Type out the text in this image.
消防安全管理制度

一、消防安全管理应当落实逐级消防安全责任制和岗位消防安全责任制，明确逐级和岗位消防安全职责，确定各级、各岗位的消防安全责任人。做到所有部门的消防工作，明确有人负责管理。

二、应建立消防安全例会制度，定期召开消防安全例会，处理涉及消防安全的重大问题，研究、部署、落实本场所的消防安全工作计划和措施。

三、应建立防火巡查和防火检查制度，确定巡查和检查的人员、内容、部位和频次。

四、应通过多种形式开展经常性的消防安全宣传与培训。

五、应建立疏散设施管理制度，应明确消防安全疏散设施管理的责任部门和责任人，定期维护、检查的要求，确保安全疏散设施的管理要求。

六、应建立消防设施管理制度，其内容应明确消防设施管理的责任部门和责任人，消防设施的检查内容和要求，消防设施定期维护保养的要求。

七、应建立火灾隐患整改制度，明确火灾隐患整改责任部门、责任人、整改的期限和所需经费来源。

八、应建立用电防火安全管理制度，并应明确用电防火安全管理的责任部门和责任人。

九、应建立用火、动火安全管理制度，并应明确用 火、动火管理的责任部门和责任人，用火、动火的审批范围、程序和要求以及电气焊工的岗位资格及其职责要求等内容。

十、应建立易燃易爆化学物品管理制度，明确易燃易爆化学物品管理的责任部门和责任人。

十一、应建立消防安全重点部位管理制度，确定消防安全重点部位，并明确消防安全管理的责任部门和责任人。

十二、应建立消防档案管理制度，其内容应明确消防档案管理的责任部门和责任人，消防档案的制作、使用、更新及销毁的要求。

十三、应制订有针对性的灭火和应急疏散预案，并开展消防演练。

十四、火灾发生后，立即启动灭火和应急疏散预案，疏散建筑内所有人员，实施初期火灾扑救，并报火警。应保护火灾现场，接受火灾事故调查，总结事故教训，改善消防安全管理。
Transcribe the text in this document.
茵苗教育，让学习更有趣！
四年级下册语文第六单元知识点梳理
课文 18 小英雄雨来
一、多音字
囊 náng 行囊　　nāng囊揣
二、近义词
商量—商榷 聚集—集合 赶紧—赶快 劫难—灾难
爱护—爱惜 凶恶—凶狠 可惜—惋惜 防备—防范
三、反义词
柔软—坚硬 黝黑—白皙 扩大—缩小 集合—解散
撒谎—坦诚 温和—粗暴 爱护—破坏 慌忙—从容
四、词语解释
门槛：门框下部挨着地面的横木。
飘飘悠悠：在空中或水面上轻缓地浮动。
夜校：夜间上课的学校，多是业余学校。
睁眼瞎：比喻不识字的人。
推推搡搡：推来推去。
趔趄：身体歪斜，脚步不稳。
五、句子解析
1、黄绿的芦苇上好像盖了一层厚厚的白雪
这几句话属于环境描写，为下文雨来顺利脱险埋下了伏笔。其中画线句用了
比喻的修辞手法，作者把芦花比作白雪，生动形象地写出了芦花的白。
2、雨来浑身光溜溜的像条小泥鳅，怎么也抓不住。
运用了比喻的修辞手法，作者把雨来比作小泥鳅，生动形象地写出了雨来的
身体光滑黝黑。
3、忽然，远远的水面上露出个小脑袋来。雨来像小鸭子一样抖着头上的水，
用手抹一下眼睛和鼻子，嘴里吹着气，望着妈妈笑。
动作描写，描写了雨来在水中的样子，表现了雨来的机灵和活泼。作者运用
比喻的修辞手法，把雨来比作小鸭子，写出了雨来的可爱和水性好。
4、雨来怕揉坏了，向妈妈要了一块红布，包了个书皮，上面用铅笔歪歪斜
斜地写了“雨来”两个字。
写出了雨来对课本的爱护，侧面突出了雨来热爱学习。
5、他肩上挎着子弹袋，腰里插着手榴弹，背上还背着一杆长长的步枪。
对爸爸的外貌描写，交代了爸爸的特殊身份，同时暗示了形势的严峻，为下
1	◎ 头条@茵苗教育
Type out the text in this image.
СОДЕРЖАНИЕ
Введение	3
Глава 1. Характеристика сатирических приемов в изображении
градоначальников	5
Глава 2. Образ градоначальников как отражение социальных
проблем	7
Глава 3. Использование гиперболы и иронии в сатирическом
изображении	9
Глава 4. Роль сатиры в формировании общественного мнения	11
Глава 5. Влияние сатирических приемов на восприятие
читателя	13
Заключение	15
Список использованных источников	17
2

━━━━━━━━━━━━━━━━━━━━━━━━━━━━━━

**Exercise details**
From the entries above, pull out each line that includes "сатирических".

**Answer to the exercise**
Глава 1. Характеристика сатирических приемов в изображении
Глава 5. Влияние сатирических приемов на восприятие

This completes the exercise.